[SHORT EXERCISE] Spot each line in the records below where the word "roles" occurs, then copy it.

[RECORD EXCERPTS]

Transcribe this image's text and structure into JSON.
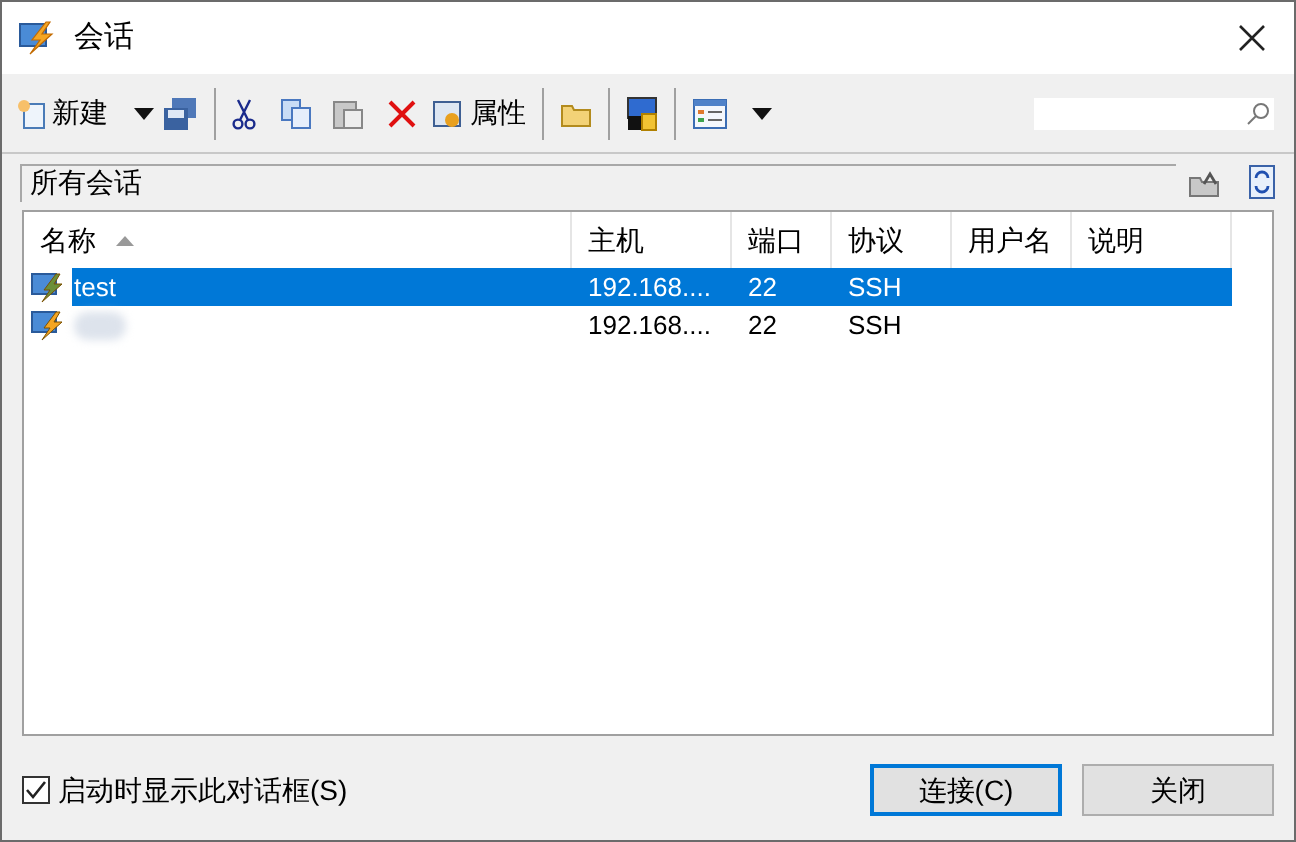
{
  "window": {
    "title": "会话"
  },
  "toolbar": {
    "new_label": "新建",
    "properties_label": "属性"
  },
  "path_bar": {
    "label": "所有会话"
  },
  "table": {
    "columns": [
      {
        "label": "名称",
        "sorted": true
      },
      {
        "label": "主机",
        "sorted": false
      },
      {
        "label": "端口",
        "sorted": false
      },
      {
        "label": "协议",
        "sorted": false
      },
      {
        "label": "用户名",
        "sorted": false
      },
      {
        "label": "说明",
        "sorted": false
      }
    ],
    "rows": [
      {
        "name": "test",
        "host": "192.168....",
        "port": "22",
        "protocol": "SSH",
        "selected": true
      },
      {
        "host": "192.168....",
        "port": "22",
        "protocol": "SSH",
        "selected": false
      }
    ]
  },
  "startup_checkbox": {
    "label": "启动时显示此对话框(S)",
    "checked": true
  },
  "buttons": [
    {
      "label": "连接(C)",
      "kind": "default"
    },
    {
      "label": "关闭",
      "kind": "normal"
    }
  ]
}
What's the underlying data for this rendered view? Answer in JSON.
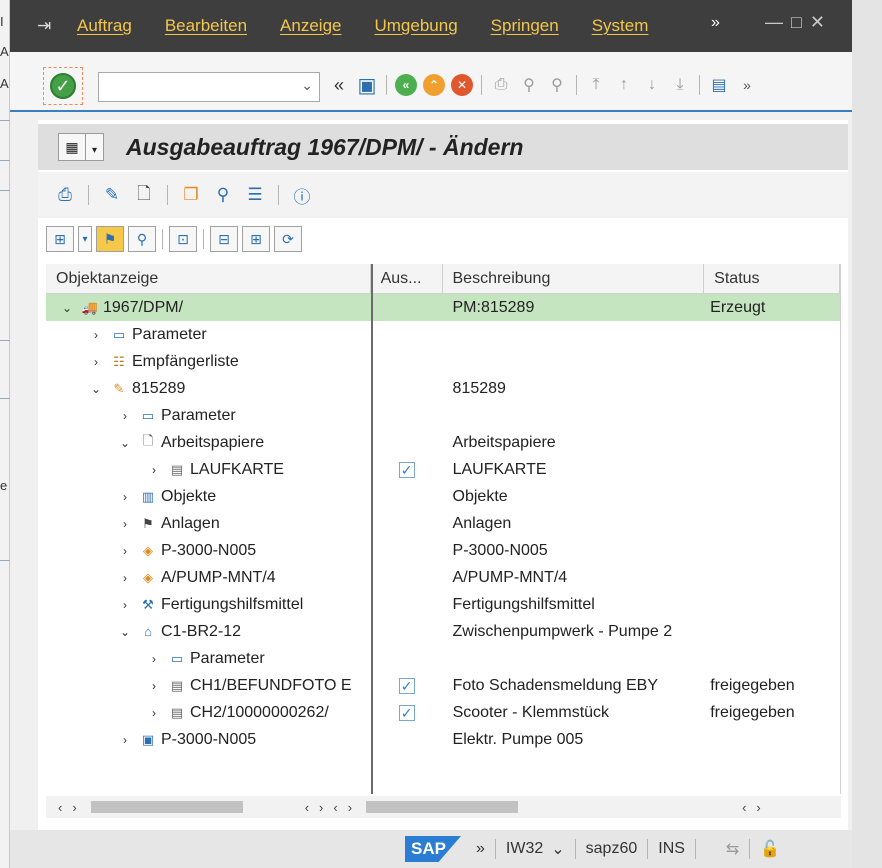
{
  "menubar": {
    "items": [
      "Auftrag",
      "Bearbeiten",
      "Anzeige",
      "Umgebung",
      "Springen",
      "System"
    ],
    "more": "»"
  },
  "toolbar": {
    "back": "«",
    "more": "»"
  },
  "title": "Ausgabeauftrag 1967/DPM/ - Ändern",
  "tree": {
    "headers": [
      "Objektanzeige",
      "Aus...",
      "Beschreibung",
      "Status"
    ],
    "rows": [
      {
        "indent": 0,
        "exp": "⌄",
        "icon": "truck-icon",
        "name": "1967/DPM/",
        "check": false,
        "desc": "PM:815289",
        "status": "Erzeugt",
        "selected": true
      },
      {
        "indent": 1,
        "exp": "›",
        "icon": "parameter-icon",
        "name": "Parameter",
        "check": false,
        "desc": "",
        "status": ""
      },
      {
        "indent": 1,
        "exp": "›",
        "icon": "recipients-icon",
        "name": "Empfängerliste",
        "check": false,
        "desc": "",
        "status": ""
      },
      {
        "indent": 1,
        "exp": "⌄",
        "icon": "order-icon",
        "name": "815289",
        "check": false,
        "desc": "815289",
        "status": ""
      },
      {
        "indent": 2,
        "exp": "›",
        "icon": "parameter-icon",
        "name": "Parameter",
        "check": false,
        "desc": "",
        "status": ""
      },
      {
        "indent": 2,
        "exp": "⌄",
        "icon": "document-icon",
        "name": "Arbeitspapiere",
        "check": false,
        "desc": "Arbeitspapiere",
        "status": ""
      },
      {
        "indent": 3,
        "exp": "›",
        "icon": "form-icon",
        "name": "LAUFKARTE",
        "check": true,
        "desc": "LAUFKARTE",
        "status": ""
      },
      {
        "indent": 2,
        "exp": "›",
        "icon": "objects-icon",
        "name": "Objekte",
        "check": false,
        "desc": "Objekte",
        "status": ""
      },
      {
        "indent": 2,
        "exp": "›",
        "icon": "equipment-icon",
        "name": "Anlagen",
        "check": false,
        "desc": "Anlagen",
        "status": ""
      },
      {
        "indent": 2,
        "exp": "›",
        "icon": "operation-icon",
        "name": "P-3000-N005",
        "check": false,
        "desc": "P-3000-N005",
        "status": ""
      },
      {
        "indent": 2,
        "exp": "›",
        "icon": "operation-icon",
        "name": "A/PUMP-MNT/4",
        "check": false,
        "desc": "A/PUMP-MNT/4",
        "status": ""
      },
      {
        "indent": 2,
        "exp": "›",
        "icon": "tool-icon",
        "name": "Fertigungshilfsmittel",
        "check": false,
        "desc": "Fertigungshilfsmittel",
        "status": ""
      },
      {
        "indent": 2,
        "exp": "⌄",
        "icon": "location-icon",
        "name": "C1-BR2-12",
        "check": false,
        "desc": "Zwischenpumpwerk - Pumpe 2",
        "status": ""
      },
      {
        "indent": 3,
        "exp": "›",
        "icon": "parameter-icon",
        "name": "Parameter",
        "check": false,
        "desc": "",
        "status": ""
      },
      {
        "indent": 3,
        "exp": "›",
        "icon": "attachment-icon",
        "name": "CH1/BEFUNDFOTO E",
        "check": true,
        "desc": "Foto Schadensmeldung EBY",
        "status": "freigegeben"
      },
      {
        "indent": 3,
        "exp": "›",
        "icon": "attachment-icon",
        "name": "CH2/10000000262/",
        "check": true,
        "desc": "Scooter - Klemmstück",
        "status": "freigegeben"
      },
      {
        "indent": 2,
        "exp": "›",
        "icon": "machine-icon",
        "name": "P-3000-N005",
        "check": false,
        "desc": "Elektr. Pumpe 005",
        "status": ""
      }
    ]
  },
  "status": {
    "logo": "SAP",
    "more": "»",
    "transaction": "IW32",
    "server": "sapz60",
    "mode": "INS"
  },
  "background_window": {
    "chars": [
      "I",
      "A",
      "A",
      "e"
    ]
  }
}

...

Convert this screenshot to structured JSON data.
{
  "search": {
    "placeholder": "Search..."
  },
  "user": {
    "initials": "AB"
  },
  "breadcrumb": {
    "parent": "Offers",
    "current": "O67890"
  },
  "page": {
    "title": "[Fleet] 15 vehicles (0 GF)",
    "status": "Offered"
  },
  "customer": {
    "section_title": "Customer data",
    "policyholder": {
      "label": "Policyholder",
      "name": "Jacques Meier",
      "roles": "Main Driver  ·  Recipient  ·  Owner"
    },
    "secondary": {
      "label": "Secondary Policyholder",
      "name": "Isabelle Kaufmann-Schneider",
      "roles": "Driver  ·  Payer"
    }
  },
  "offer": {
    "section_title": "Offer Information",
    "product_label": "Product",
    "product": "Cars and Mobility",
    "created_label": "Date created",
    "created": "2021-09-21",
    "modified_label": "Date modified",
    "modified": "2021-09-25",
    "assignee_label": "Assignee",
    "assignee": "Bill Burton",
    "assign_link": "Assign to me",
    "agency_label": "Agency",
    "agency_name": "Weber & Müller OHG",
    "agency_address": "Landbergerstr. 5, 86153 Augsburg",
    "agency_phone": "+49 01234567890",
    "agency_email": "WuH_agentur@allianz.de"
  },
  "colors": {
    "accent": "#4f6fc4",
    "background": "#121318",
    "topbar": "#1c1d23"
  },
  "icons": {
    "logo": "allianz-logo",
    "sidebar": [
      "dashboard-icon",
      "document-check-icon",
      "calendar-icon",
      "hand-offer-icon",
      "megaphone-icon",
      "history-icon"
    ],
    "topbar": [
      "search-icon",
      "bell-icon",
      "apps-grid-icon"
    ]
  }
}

--

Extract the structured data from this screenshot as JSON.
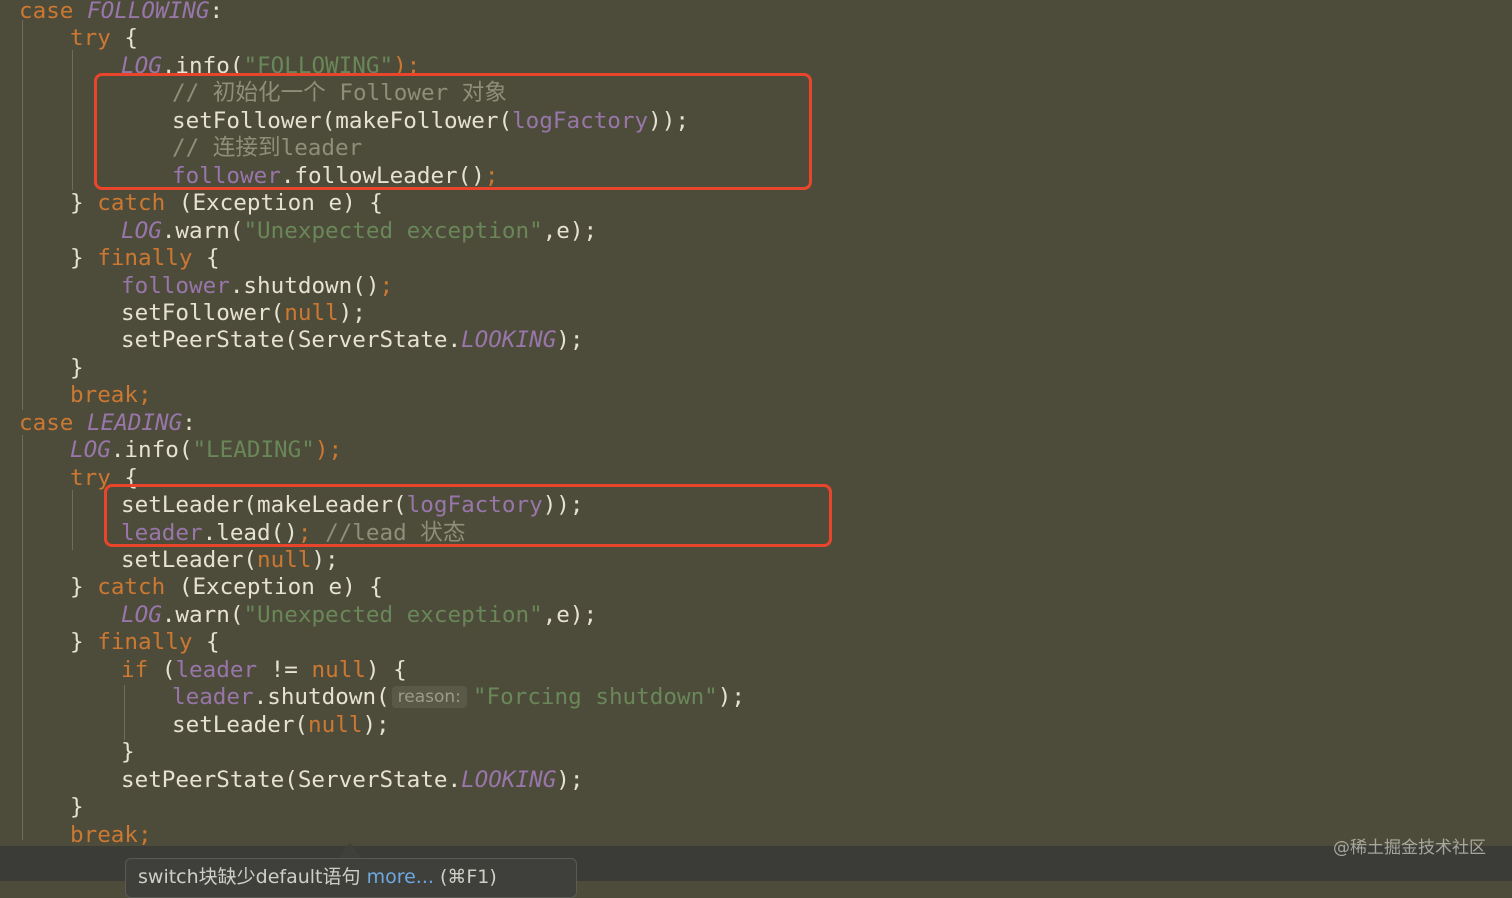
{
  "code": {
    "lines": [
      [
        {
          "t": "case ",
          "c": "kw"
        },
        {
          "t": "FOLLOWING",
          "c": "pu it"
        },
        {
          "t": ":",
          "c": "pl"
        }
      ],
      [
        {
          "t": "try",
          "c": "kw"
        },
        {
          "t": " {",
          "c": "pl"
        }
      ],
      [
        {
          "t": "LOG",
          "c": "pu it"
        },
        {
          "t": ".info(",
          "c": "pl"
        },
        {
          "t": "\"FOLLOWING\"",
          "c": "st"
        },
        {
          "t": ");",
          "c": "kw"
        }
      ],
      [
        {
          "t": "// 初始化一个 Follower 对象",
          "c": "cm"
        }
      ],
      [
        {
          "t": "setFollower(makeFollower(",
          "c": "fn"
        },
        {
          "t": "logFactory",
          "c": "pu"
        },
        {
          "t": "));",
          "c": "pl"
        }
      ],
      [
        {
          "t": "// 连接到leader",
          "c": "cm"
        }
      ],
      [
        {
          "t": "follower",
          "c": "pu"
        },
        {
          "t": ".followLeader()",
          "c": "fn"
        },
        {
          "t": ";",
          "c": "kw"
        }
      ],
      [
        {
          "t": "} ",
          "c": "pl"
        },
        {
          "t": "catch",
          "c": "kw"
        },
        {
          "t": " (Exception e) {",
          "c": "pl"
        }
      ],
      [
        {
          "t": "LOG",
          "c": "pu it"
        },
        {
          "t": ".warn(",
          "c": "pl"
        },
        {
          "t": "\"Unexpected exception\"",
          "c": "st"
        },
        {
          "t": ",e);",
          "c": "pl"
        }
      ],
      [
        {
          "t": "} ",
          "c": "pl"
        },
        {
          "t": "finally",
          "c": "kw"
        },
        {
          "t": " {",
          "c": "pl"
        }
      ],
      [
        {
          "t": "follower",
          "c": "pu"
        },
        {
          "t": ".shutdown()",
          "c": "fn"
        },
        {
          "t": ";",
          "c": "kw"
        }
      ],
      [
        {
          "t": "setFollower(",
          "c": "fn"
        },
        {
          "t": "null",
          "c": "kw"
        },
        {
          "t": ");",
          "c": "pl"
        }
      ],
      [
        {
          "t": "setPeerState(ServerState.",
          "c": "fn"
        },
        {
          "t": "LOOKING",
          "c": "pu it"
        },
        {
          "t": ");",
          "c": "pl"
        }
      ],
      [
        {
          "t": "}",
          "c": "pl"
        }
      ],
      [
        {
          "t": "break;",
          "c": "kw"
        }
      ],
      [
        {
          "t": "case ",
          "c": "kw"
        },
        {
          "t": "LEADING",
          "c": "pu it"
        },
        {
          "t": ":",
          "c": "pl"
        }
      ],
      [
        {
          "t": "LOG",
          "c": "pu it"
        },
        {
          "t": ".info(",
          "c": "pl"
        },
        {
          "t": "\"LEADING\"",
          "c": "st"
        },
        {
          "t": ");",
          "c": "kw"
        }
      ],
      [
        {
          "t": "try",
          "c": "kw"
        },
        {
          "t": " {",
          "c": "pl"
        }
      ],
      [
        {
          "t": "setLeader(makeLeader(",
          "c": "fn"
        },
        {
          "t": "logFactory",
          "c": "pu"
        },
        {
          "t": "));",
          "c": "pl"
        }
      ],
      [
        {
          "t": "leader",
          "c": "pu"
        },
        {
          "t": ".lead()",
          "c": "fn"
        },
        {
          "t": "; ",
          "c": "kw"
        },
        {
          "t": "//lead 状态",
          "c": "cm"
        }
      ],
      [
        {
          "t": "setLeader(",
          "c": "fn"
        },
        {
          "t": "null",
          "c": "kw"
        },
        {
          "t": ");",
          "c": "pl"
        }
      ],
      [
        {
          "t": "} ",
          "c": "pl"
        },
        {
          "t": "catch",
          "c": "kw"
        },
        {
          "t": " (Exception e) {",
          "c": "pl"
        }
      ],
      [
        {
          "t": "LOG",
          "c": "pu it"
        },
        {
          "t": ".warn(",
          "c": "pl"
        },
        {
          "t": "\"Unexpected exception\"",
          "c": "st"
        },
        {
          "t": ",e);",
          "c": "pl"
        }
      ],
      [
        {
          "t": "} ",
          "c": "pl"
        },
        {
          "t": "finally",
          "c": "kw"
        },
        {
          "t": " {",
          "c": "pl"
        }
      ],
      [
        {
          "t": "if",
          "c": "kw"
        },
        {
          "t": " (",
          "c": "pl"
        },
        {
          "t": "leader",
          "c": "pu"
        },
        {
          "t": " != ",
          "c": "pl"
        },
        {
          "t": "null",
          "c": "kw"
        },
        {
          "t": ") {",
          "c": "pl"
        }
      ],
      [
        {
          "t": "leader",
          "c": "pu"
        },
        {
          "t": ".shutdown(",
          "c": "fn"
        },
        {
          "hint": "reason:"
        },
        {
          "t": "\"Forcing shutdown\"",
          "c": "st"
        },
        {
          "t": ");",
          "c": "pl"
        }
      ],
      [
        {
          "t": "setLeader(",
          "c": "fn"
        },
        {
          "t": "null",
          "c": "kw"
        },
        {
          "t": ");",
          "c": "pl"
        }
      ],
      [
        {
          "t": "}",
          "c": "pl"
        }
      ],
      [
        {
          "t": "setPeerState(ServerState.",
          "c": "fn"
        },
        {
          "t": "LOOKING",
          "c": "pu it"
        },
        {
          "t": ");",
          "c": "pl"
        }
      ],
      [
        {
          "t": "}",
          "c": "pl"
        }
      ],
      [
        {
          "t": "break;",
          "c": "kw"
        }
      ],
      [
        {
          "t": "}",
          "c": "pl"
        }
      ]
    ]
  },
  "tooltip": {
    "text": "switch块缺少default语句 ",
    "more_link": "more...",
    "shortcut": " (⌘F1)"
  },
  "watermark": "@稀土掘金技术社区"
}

[EXERCISE RESULT]
      "roles": "Main Driver  ·  Recipient  ·  Owner"
      "roles": "Driver  ·  Payer"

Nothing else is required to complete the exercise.